# [Your task]
Determine which lines contain the word "shtatzënisë", then copy those lines.

# [Records for the task]
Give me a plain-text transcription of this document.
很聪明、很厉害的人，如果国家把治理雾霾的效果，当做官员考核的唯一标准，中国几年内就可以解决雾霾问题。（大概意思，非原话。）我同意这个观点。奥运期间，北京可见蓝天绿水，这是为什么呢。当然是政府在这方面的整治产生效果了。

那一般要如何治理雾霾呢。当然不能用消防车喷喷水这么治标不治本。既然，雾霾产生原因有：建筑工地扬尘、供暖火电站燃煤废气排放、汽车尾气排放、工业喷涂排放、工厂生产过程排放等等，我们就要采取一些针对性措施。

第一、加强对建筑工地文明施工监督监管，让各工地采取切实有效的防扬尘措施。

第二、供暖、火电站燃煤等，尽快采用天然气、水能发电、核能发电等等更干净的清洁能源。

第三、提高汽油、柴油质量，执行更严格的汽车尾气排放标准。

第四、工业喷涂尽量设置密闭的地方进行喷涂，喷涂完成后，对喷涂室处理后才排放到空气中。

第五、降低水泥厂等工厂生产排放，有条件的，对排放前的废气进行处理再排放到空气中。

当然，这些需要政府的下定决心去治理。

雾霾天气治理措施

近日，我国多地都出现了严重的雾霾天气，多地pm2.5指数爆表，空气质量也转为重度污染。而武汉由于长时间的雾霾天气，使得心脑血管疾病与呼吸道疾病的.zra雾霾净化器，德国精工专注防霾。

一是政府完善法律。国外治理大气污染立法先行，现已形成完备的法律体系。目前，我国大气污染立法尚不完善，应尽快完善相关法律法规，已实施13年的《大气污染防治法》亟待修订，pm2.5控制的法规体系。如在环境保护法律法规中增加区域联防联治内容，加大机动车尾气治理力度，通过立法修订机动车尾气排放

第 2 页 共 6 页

==

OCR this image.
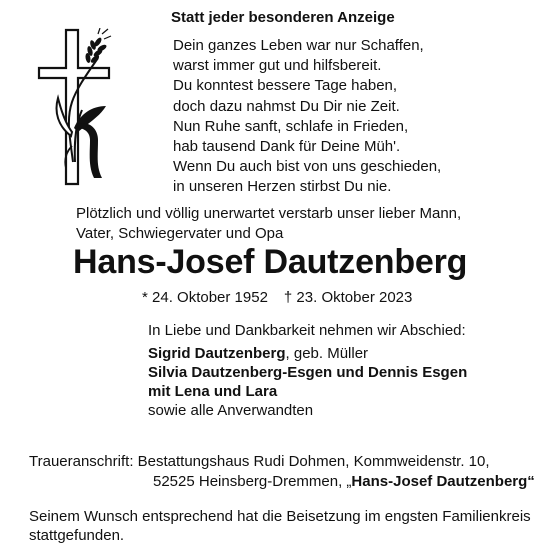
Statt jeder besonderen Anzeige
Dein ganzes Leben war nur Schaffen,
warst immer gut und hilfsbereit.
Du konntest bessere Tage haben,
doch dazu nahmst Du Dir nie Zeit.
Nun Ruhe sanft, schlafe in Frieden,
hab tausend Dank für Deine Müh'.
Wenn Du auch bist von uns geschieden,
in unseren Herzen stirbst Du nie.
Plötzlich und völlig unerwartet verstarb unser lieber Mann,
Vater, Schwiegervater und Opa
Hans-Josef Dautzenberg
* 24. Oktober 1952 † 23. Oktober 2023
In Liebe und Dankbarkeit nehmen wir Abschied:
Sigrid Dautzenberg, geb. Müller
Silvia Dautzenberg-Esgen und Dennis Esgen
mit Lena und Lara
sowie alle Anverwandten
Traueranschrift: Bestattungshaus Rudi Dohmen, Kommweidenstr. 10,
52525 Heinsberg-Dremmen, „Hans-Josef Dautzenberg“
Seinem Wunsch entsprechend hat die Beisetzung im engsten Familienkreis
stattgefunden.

--

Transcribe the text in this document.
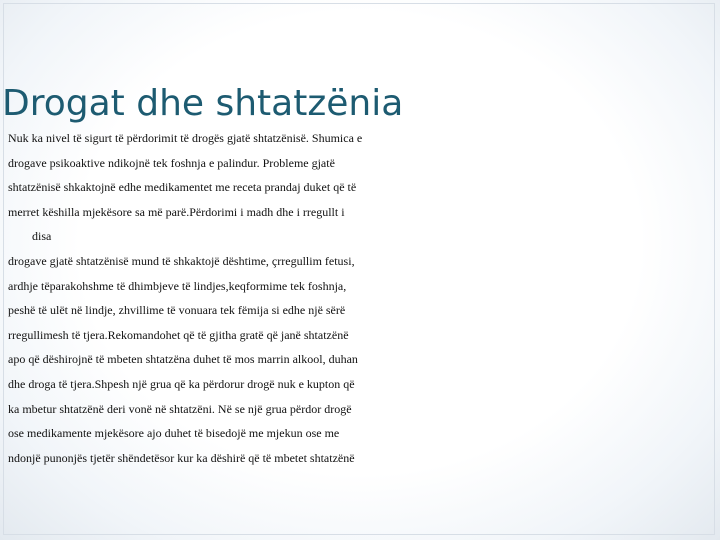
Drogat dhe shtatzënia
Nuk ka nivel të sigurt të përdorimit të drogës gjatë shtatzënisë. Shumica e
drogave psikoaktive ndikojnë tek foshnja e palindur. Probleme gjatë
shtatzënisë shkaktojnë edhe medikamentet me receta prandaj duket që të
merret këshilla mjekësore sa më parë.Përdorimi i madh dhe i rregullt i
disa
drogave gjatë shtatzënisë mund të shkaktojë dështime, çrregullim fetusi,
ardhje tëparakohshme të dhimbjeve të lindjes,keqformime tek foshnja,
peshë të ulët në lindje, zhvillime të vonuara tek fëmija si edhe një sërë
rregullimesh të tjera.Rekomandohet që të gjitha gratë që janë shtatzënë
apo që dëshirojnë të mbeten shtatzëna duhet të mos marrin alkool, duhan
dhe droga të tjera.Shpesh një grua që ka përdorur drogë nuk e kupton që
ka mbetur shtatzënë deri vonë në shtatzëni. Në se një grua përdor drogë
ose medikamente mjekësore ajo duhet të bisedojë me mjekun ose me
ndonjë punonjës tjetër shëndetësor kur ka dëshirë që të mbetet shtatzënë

# [Answer]
Nuk ka nivel të sigurt të përdorimit të drogës gjatë shtatzënisë. Shumica e
shtatzënisë shkaktojnë edhe medikamentet me receta prandaj duket që të
drogave gjatë shtatzënisë mund të shkaktojë dështime, çrregullim fetusi,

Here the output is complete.